Stored data entries
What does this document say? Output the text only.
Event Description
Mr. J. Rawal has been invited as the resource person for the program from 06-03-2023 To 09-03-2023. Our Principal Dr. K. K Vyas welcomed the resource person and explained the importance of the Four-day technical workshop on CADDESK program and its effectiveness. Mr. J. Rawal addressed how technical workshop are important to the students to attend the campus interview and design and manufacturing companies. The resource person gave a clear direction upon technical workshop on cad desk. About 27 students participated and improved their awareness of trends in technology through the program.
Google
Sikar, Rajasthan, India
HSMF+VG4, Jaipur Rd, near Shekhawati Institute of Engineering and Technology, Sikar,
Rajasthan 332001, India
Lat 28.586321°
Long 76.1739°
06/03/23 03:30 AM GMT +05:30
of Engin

AIM OF THE EXERCISE: Output the entries exactly.

COMPLETED TASK:
What does this document say? Output the text only.
Event Description
Mr. J. Rawal has been invited as the resource person for the program from 06-03-2023 To 09-03-2023. Our Principal Dr. K. K Vyas welcomed the resource person and explained the importance of the Four-day technical workshop on CADDESK program and its effectiveness. Mr. J. Rawal addressed how technical workshop are important to the students to attend the campus interview and design and manufacturing companies. The resource person gave a clear direction upon technical workshop on cad desk. About 27 students participated and improved their awareness of trends in technology through the program.
Google
Sikar, Rajasthan, India
HSMF+VG4, Jaipur Rd, near Shekhawati Institute of Engineering and Technology, Sikar,
Rajasthan 332001, India
Lat 28.586321°
Long 76.1739°
06/03/23 03:30 AM GMT +05:30
of Engin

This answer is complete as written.